DIRECTIONS
In the listing that follows, how many lines contain "ylabel"? Give the number only.

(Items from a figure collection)
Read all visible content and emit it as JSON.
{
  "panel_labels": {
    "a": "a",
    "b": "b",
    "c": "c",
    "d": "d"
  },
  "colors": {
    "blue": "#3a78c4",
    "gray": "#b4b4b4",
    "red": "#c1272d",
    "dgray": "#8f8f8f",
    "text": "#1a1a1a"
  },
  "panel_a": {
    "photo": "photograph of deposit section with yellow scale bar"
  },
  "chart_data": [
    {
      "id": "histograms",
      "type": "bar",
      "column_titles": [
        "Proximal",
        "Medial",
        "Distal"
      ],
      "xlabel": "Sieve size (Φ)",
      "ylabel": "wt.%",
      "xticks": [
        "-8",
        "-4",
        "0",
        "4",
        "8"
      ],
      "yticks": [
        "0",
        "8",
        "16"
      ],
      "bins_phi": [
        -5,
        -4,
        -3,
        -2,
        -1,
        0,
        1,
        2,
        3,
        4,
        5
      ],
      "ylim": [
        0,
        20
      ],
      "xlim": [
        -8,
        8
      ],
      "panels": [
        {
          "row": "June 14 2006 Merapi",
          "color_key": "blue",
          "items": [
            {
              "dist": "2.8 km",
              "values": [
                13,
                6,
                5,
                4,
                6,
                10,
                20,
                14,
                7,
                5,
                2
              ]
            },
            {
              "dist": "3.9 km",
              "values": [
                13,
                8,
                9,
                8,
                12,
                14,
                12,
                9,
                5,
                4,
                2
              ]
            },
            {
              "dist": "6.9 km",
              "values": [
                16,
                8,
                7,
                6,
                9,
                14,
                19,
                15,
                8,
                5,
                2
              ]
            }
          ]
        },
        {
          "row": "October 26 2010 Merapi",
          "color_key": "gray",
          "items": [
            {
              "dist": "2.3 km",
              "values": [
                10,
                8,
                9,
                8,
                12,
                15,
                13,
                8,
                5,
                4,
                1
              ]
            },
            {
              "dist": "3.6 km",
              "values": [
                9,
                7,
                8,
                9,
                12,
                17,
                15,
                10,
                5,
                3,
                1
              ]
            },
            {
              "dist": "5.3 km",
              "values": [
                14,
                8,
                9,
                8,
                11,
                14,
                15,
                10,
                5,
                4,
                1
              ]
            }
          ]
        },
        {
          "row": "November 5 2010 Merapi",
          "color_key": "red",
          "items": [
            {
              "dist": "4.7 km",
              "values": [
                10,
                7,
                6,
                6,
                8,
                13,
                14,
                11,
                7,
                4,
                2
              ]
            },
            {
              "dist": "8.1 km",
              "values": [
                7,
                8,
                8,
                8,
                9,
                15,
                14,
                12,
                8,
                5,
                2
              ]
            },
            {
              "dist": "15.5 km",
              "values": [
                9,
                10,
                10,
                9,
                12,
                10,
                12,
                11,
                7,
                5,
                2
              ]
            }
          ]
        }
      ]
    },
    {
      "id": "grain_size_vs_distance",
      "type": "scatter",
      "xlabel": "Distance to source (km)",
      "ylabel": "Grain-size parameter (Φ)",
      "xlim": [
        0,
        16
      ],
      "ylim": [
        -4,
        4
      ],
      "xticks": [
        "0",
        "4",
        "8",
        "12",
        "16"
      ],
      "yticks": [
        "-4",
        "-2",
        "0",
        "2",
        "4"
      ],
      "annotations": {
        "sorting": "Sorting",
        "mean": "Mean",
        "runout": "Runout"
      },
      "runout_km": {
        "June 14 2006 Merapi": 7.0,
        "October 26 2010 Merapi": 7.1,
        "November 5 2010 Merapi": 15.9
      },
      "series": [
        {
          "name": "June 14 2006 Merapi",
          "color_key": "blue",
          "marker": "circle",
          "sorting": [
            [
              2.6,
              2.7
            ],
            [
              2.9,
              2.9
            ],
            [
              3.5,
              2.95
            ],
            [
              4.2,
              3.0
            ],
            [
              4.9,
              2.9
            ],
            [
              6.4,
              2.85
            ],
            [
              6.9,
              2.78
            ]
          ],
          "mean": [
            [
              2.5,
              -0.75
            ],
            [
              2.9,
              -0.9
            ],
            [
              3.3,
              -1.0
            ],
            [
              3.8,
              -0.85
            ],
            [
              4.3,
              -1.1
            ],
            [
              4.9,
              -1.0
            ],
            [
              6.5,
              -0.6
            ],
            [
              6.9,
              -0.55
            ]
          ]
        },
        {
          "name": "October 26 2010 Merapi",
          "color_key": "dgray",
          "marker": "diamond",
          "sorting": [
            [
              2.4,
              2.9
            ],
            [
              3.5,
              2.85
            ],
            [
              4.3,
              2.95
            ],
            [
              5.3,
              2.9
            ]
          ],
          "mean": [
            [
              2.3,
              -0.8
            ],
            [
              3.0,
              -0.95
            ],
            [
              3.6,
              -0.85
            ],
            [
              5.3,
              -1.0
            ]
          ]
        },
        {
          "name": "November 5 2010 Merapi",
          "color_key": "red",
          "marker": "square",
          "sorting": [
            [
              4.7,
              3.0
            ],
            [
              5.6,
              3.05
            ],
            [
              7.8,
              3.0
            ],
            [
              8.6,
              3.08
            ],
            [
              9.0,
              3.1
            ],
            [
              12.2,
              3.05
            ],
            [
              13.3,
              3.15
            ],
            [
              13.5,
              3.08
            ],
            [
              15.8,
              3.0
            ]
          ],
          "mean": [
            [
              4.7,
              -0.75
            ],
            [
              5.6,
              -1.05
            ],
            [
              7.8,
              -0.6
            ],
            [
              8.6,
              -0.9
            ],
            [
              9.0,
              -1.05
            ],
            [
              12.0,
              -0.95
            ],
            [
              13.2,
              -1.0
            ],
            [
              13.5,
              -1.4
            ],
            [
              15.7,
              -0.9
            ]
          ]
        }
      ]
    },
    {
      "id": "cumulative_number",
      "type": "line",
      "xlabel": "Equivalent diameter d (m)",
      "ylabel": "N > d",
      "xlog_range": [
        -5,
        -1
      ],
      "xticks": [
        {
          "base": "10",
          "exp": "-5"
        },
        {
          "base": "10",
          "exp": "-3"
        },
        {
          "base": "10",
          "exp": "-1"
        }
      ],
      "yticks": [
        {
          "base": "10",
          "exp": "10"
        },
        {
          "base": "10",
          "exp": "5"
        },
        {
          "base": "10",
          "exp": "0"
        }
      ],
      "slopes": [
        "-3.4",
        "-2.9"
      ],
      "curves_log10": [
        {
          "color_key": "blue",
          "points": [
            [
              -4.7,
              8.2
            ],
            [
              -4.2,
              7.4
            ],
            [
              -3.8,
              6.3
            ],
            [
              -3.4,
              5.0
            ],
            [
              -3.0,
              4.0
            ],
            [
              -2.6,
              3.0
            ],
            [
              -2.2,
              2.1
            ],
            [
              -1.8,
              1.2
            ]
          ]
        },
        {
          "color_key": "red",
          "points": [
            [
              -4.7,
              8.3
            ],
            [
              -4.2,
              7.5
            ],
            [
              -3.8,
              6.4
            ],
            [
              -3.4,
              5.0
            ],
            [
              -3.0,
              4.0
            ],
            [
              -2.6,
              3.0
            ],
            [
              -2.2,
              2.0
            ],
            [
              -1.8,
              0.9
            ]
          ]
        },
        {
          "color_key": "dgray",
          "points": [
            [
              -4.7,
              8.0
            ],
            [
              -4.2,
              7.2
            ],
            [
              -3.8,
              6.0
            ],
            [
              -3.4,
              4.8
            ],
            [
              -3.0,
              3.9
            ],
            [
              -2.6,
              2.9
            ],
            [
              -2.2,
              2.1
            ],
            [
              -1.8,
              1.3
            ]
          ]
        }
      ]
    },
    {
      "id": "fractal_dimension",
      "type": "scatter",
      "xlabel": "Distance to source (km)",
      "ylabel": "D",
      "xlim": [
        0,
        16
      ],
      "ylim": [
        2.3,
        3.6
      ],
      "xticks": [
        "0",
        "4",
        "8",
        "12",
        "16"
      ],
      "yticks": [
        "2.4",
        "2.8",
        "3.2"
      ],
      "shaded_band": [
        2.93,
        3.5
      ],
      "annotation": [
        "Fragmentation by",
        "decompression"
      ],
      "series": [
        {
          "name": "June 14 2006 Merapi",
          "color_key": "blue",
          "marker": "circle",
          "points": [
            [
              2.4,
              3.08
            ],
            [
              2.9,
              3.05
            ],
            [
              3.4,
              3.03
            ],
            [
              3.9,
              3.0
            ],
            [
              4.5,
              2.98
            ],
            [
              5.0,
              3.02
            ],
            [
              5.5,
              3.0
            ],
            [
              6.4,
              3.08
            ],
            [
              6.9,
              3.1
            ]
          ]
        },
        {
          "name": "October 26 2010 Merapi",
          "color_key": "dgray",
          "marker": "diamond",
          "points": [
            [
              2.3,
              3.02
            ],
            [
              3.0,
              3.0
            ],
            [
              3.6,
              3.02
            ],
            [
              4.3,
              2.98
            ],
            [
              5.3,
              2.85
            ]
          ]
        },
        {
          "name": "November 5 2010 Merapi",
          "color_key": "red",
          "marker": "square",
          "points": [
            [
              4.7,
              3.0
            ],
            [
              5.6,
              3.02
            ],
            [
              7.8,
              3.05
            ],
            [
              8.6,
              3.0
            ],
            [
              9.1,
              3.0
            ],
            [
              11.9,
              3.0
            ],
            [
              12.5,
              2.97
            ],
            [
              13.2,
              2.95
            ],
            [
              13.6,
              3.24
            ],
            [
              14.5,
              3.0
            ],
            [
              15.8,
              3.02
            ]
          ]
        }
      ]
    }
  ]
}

ANSWER TO THIS EXERCISE
4